── RECORD SET
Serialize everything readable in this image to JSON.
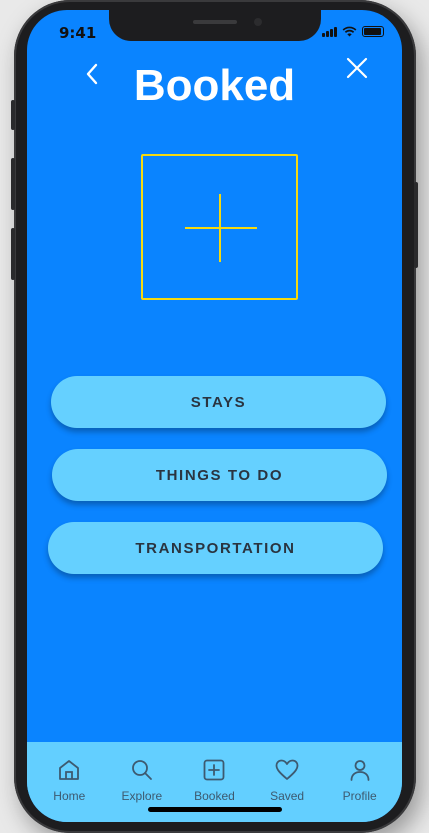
{
  "status_bar": {
    "time": "9:41"
  },
  "header": {
    "title": "Booked"
  },
  "add_box": {
    "icon": "plus-icon"
  },
  "options": [
    {
      "label": "STAYS"
    },
    {
      "label": "THINGS TO DO"
    },
    {
      "label": "TRANSPORTATION"
    }
  ],
  "tab_bar": {
    "items": [
      {
        "label": "Home",
        "icon": "home-icon"
      },
      {
        "label": "Explore",
        "icon": "search-icon"
      },
      {
        "label": "Booked",
        "icon": "plus-square-icon"
      },
      {
        "label": "Saved",
        "icon": "heart-icon"
      },
      {
        "label": "Profile",
        "icon": "person-icon"
      }
    ]
  },
  "colors": {
    "background": "#0a84ff",
    "accent_yellow": "#f5d90f",
    "button_fill": "#65d0ff",
    "tab_bar": "#63cfff",
    "tab_icon": "#3d5a70"
  }
}
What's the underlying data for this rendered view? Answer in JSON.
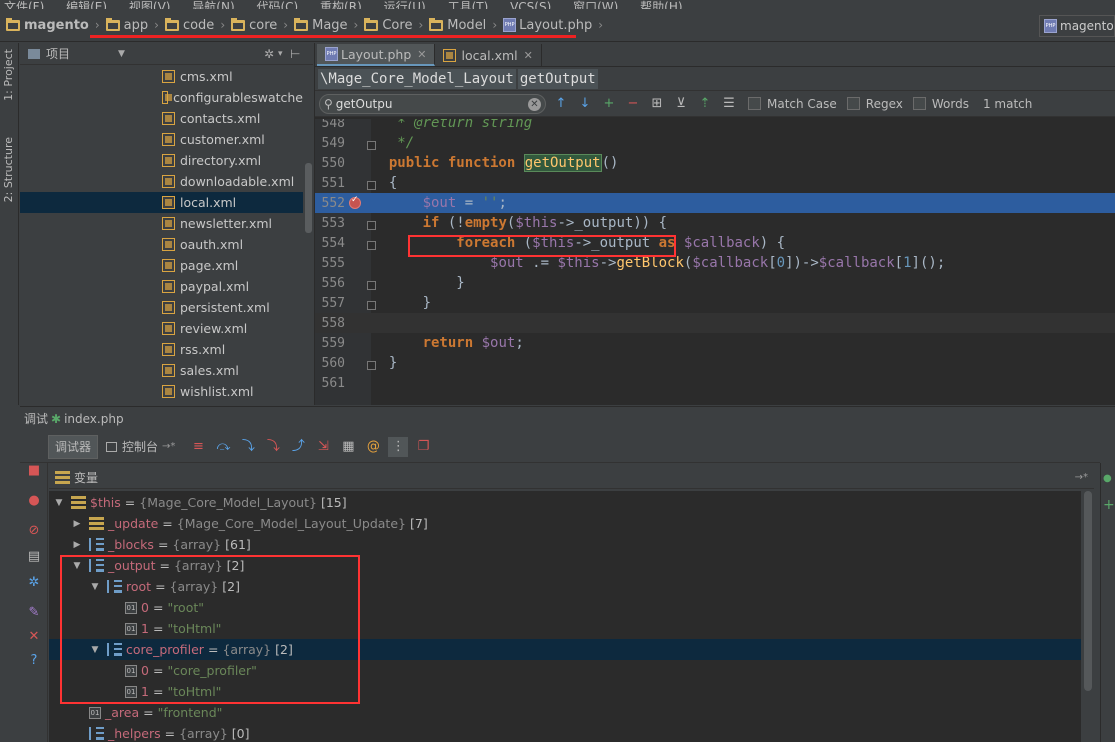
{
  "menu": [
    "文件(F)",
    "编辑(E)",
    "视图(V)",
    "导航(N)",
    "代码(C)",
    "重构(R)",
    "运行(U)",
    "工具(T)",
    "VCS(S)",
    "窗口(W)",
    "帮助(H)"
  ],
  "breadcrumb": {
    "project": "magento",
    "items": [
      "app",
      "code",
      "core",
      "Mage",
      "Core",
      "Model"
    ],
    "file": "Layout.php",
    "right_project": "magento"
  },
  "left_tabs": {
    "project": "1: Project",
    "structure": "2: Structure"
  },
  "project_panel": {
    "title": "项目",
    "files": [
      "cms.xml",
      "configurableswatche",
      "contacts.xml",
      "customer.xml",
      "directory.xml",
      "downloadable.xml",
      "local.xml",
      "newsletter.xml",
      "oauth.xml",
      "page.xml",
      "paypal.xml",
      "persistent.xml",
      "review.xml",
      "rss.xml",
      "sales.xml",
      "wishlist.xml"
    ],
    "selected": "local.xml"
  },
  "editor": {
    "tabs": [
      {
        "label": "Layout.php",
        "active": true
      },
      {
        "label": "local.xml",
        "active": false
      }
    ],
    "crumbs": [
      "\\Mage_Core_Model_Layout",
      "getOutput"
    ],
    "search": {
      "value": "getOutpu",
      "match_case": "Match Case",
      "regex": "Regex",
      "words": "Words",
      "result": "1 match"
    },
    "lines": [
      {
        "no": "548",
        "text": "   * @return string"
      },
      {
        "no": "549",
        "text": "   */"
      },
      {
        "no": "550",
        "text": "  public function getOutput()"
      },
      {
        "no": "551",
        "text": "  {"
      },
      {
        "no": "552",
        "text": "      $out = '';"
      },
      {
        "no": "553",
        "text": "      if (!empty($this->_output)) {"
      },
      {
        "no": "554",
        "text": "          foreach ($this->_output as $callback) {"
      },
      {
        "no": "555",
        "text": "              $out .= $this->getBlock($callback[0])->$callback[1]();"
      },
      {
        "no": "556",
        "text": "          }"
      },
      {
        "no": "557",
        "text": "      }"
      },
      {
        "no": "558",
        "text": ""
      },
      {
        "no": "559",
        "text": "      return $out;"
      },
      {
        "no": "560",
        "text": "  }"
      },
      {
        "no": "561",
        "text": ""
      }
    ]
  },
  "debug": {
    "title_prefix": "调试",
    "file": "index.php",
    "tabs": [
      "调试器",
      "控制台"
    ],
    "vars_title": "变量",
    "vars": [
      {
        "name": "$this",
        "type": "{Mage_Core_Model_Layout}",
        "count": "[15]"
      },
      {
        "name": "_update",
        "type": "{Mage_Core_Model_Layout_Update}",
        "count": "[7]"
      },
      {
        "name": "_blocks",
        "type": "{array}",
        "count": "[61]"
      },
      {
        "name": "_output",
        "type": "{array}",
        "count": "[2]"
      },
      {
        "name": "root",
        "type": "{array}",
        "count": "[2]"
      },
      {
        "name": "0",
        "value": "\"root\""
      },
      {
        "name": "1",
        "value": "\"toHtml\""
      },
      {
        "name": "core_profiler",
        "type": "{array}",
        "count": "[2]"
      },
      {
        "name": "0",
        "value": "\"core_profiler\""
      },
      {
        "name": "1",
        "value": "\"toHtml\""
      },
      {
        "name": "_area",
        "value": "\"frontend\""
      },
      {
        "name": "_helpers",
        "type": "{array}",
        "count": "[0]"
      }
    ]
  },
  "colors": {
    "highlight_red": "#ff3333",
    "current_line": "#2d5d9f",
    "selection": "#0d293e"
  }
}
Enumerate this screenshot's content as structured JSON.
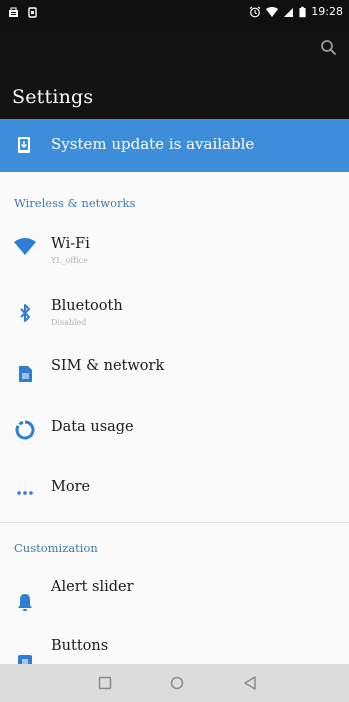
{
  "status_bar": {
    "time": "19:28",
    "icons": [
      "notification-icon",
      "sim-icon",
      "alarm-icon",
      "wifi-signal-icon",
      "cell-signal-icon",
      "battery-icon"
    ]
  },
  "toolbar": {
    "title": "Settings",
    "search_icon": "search-icon"
  },
  "update_banner": {
    "label": "System update is available",
    "icon": "system-update-icon",
    "color": "#3e8ddb"
  },
  "sections": {
    "wireless": {
      "header": "Wireless & networks",
      "items": [
        {
          "title": "Wi-Fi",
          "subtitle": "YL_office",
          "icon": "wifi-icon"
        },
        {
          "title": "Bluetooth",
          "subtitle": "Disabled",
          "icon": "bluetooth-icon"
        },
        {
          "title": "SIM & network",
          "subtitle": "",
          "icon": "sim-card-icon"
        },
        {
          "title": "Data usage",
          "subtitle": "",
          "icon": "data-usage-icon"
        },
        {
          "title": "More",
          "subtitle": "",
          "icon": "more-icon"
        }
      ]
    },
    "customization": {
      "header": "Customization",
      "items": [
        {
          "title": "Alert slider",
          "subtitle": "",
          "icon": "bell-icon"
        },
        {
          "title": "Buttons",
          "subtitle": "",
          "icon": "buttons-icon"
        }
      ]
    }
  },
  "nav_bar": {
    "buttons": [
      "recents-button",
      "home-button",
      "back-button"
    ]
  },
  "colors": {
    "accent": "#3e8ddb",
    "icon_blue": "#2d7fd3",
    "header_text": "#3e78b2",
    "toolbar_bg": "#131313"
  }
}
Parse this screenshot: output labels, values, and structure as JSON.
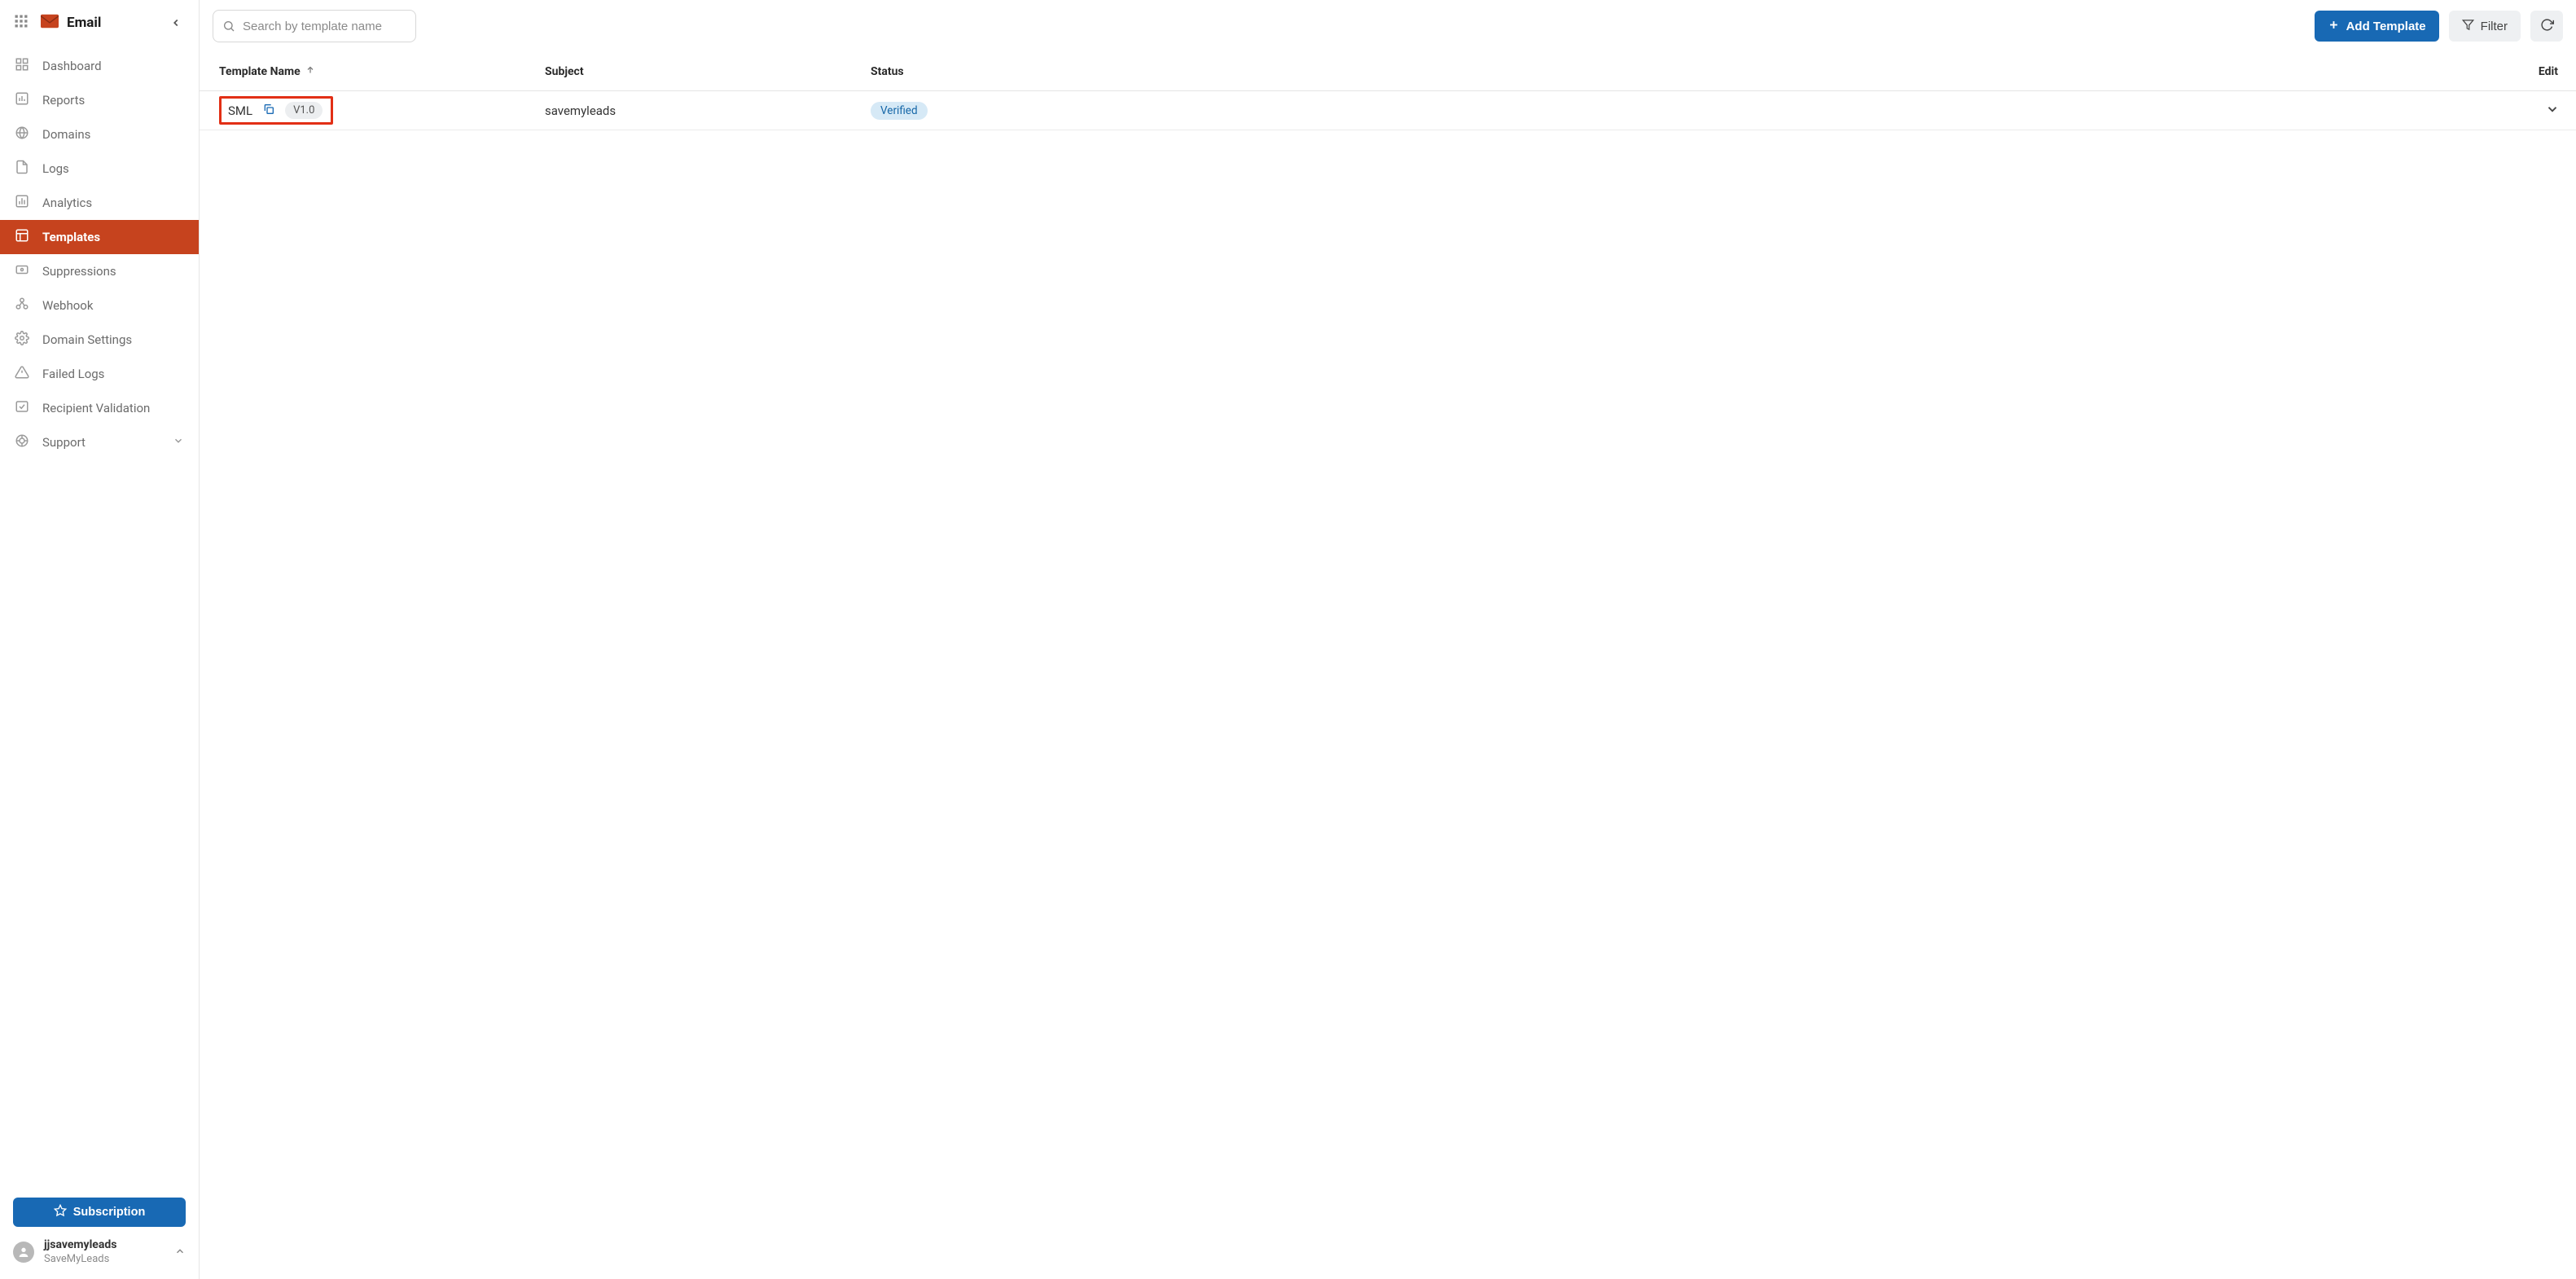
{
  "brand": {
    "title": "Email"
  },
  "sidebar": {
    "items": [
      {
        "label": "Dashboard"
      },
      {
        "label": "Reports"
      },
      {
        "label": "Domains"
      },
      {
        "label": "Logs"
      },
      {
        "label": "Analytics"
      },
      {
        "label": "Templates"
      },
      {
        "label": "Suppressions"
      },
      {
        "label": "Webhook"
      },
      {
        "label": "Domain Settings"
      },
      {
        "label": "Failed Logs"
      },
      {
        "label": "Recipient Validation"
      },
      {
        "label": "Support"
      }
    ],
    "subscription_label": "Subscription",
    "user": {
      "name": "jjsavemyleads",
      "org": "SaveMyLeads"
    }
  },
  "topbar": {
    "search_placeholder": "Search by template name",
    "add_template_label": "Add Template",
    "filter_label": "Filter"
  },
  "table": {
    "columns": {
      "name": "Template Name",
      "subject": "Subject",
      "status": "Status",
      "edit": "Edit"
    },
    "rows": [
      {
        "name": "SML",
        "version": "V1.0",
        "subject": "savemyleads",
        "status": "Verified"
      }
    ]
  }
}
────
• [DIRECTIONS FOR THIS TASK]:
Select and copy each line from the data that includes the word "callback".

• [COMPLETE OUTPUT]:
        "text": "          foreach ($this->_output as $callback) {"
        "text": "              $out .= $this->getBlock($callback[0])->$callback[1]();"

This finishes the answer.